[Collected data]

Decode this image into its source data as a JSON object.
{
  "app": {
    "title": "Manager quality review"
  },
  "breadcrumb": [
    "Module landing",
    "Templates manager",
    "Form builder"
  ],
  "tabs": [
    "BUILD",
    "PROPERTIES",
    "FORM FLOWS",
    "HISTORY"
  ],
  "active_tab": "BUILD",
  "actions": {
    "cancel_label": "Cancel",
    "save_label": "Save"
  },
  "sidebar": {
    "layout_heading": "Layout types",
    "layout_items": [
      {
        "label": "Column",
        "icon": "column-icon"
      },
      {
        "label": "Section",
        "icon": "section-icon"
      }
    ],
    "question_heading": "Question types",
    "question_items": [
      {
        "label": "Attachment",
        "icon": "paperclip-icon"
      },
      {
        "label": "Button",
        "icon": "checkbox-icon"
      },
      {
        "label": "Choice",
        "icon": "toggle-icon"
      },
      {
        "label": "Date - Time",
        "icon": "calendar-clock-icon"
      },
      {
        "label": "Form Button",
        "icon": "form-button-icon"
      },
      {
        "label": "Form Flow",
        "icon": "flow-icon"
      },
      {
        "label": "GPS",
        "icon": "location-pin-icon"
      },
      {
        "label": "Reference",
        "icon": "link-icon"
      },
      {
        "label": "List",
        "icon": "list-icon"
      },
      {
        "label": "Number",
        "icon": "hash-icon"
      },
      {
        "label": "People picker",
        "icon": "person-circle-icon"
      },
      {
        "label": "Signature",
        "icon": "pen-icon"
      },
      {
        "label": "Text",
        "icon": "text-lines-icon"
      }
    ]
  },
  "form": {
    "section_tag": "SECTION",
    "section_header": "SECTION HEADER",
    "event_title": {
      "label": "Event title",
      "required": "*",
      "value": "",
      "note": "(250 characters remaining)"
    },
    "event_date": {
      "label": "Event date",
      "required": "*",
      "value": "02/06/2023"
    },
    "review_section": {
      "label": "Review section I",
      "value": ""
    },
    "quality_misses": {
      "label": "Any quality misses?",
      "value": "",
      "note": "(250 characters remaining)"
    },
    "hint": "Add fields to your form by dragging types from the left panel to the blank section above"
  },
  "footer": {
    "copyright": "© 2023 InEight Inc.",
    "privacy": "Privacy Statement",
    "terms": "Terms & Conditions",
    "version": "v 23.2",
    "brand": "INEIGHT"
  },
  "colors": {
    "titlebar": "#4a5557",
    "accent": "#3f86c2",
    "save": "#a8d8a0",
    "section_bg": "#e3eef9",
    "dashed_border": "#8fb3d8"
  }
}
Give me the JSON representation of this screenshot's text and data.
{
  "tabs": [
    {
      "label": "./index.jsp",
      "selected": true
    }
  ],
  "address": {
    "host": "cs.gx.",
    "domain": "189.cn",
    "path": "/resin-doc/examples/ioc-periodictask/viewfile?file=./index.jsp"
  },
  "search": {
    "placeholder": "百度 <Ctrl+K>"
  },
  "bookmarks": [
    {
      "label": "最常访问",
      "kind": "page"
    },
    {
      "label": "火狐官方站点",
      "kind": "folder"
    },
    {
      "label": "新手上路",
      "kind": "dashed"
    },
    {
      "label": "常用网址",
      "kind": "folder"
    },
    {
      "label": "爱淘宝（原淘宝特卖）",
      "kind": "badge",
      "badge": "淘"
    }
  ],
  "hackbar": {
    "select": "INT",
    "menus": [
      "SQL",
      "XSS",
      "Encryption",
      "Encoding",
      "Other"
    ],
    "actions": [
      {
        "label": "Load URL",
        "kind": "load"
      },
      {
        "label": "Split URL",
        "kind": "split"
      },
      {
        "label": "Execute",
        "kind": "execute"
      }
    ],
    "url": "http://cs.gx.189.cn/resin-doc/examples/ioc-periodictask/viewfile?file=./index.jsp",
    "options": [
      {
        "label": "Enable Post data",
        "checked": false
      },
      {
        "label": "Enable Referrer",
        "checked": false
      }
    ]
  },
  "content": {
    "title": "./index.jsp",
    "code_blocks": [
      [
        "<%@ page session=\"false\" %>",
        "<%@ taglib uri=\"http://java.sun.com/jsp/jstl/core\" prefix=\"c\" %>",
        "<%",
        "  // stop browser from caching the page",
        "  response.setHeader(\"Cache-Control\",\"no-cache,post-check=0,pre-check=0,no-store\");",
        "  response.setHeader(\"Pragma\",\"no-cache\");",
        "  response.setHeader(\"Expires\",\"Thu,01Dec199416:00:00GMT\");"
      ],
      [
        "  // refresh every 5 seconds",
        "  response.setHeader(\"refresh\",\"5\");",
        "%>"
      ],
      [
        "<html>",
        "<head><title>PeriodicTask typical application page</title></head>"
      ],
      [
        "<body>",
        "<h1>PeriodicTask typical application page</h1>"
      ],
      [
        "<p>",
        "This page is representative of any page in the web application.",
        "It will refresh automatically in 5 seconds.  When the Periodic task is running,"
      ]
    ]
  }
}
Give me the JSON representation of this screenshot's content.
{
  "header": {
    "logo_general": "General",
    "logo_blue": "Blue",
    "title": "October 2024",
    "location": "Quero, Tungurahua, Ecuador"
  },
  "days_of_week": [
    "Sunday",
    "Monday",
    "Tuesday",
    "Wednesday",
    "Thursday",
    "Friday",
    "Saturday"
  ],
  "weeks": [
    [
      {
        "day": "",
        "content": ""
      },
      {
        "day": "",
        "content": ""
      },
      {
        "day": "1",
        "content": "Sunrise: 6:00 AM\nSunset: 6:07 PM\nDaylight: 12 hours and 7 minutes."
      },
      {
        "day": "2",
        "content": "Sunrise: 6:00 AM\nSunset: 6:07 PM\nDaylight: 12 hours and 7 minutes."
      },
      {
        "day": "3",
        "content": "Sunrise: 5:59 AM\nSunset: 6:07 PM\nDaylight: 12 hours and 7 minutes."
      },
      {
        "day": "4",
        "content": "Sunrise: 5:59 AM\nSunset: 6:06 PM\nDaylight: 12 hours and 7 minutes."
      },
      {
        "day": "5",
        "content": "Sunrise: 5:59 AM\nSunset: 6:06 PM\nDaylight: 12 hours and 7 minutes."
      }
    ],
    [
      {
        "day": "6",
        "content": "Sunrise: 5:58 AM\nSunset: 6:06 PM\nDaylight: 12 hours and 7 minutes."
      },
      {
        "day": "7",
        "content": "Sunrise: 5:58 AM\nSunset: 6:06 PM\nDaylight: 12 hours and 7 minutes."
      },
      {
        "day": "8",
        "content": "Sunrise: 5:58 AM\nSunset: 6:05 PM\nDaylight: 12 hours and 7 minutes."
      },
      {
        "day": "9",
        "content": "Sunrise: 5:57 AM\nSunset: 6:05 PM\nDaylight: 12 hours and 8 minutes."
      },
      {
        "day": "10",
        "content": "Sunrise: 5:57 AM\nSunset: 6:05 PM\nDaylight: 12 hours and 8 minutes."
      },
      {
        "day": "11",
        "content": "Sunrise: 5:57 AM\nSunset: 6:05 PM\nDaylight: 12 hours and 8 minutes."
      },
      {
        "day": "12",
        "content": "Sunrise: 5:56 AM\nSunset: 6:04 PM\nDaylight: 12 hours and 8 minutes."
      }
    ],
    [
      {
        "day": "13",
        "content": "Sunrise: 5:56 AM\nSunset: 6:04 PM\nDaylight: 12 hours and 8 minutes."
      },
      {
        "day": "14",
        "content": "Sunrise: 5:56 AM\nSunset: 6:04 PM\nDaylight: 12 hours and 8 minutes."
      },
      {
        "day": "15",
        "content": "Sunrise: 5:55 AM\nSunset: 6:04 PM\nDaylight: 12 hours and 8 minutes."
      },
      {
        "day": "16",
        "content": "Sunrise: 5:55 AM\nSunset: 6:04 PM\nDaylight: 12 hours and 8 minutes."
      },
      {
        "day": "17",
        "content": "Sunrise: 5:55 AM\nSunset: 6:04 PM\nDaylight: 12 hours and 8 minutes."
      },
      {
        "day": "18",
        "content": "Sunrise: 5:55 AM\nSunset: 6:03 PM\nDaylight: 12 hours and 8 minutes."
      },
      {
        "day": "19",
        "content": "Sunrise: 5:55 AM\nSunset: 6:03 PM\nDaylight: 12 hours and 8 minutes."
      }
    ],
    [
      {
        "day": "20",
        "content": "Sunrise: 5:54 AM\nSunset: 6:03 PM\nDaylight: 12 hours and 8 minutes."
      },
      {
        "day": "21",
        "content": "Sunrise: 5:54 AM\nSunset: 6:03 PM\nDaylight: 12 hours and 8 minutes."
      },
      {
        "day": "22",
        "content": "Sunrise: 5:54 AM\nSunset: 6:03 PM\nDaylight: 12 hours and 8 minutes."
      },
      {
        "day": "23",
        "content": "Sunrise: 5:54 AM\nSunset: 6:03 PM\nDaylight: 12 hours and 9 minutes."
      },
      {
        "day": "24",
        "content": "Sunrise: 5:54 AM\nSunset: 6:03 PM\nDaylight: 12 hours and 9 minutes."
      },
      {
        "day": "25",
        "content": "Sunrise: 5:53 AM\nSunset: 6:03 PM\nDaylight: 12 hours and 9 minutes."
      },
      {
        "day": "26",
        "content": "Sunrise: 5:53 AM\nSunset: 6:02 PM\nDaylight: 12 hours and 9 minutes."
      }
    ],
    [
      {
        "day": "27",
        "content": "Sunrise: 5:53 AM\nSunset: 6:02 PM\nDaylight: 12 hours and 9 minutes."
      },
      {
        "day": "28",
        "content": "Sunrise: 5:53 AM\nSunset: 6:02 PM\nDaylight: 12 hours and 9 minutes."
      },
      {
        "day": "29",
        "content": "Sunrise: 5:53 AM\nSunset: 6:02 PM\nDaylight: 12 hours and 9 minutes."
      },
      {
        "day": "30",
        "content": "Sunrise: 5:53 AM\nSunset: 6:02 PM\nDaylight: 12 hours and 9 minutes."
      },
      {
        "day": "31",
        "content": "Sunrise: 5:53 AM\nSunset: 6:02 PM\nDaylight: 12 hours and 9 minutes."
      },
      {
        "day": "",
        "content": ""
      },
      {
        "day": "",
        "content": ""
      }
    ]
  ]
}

WRITTEN TASK:
Check each line of the records for "from" and copy the ones that contain it.

SOLUTION TO THE PROBLEM:
    "hint": "Add fields to your form by dragging types from the left panel to the blank section above"
        "  // stop browser from caching the page",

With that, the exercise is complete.